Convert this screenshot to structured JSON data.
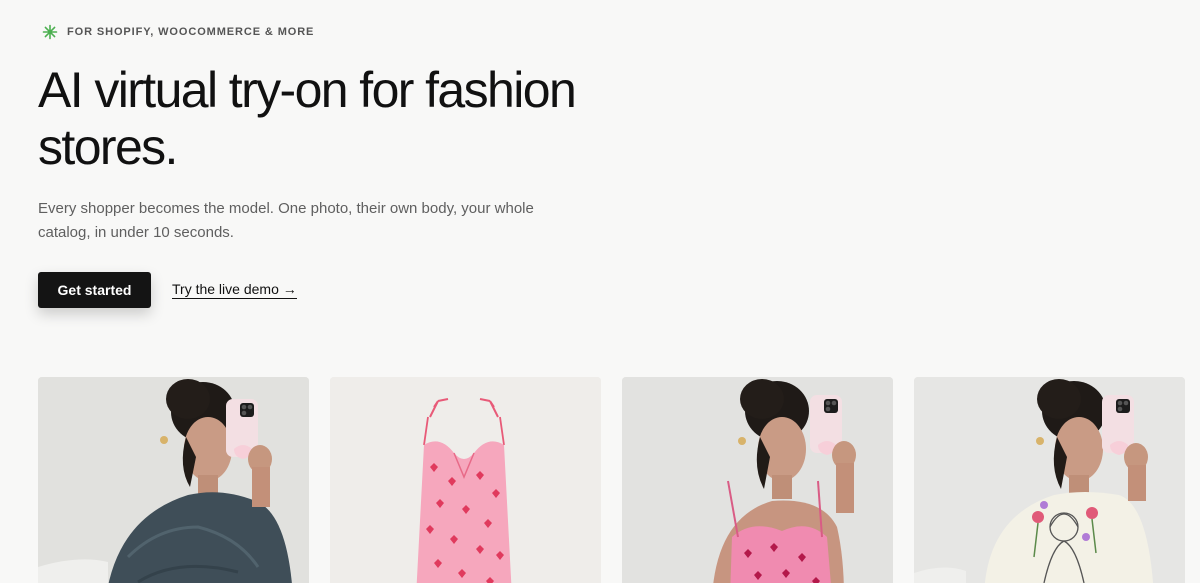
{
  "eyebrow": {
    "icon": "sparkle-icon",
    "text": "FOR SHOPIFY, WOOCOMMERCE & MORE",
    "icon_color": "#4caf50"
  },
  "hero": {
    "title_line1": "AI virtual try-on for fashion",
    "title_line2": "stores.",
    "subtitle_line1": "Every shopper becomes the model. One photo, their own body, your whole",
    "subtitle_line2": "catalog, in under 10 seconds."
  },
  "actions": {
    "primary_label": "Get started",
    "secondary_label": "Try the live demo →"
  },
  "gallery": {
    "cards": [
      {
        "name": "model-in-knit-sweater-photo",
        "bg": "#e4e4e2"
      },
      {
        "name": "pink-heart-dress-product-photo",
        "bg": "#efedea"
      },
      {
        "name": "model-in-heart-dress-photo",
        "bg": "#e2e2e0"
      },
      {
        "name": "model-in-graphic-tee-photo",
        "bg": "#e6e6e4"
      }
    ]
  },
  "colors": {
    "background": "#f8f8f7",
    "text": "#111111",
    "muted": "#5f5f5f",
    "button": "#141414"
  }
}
┄┄┄┄┄┄
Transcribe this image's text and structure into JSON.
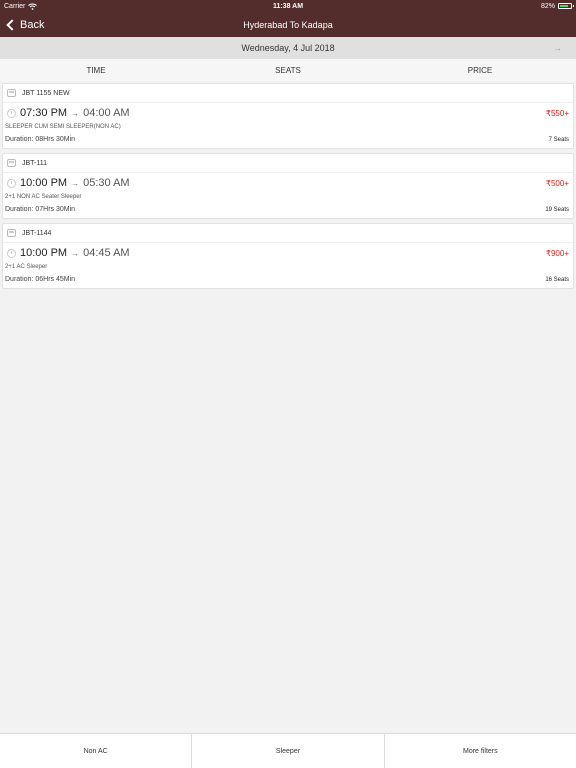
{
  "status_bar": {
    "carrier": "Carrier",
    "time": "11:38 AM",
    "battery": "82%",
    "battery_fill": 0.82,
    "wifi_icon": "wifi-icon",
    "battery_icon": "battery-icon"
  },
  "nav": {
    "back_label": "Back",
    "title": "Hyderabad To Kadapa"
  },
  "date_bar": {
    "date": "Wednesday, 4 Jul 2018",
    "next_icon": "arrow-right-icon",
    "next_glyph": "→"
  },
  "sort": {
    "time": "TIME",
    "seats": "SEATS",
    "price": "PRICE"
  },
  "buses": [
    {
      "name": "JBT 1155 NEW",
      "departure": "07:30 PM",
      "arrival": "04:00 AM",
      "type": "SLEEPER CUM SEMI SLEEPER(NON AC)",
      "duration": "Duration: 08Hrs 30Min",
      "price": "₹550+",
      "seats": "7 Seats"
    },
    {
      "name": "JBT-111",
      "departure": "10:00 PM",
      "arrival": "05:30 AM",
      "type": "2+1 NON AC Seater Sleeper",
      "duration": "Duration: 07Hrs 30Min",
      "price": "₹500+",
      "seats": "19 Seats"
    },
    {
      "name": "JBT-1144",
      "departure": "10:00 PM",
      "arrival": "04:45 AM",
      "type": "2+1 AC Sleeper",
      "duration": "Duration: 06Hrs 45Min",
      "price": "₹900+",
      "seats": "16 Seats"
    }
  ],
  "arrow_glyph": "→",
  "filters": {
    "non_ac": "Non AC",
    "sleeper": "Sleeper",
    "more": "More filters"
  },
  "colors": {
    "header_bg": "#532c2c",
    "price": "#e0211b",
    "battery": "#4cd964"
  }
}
┄┄┄┄┄┄
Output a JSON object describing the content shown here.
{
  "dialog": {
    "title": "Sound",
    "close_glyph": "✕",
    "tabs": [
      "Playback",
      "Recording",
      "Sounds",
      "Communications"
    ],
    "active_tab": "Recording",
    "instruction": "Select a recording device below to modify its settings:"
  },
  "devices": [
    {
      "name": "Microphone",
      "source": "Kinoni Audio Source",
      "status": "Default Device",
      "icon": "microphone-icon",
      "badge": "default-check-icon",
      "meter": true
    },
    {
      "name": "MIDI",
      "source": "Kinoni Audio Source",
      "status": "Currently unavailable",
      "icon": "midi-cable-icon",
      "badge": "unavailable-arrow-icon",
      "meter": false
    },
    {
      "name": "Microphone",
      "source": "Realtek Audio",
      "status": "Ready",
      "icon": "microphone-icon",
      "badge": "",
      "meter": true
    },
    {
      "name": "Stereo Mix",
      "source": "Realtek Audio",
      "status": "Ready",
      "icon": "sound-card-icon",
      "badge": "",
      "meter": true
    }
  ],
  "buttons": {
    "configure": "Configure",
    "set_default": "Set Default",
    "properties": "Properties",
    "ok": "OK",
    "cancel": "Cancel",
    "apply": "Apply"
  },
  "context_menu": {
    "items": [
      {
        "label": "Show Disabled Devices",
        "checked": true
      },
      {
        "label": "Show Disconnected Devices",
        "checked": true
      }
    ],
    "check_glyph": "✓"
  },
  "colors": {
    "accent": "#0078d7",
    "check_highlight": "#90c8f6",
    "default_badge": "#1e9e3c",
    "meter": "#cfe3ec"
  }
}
┄┄┄┄┄┄
→ Direction: For the listing above, identify each line bearing "duration".

→ Finished exercise:
      "duration": "Duration: 08Hrs 30Min",
      "duration": "Duration: 07Hrs 30Min",
      "duration": "Duration: 06Hrs 45Min",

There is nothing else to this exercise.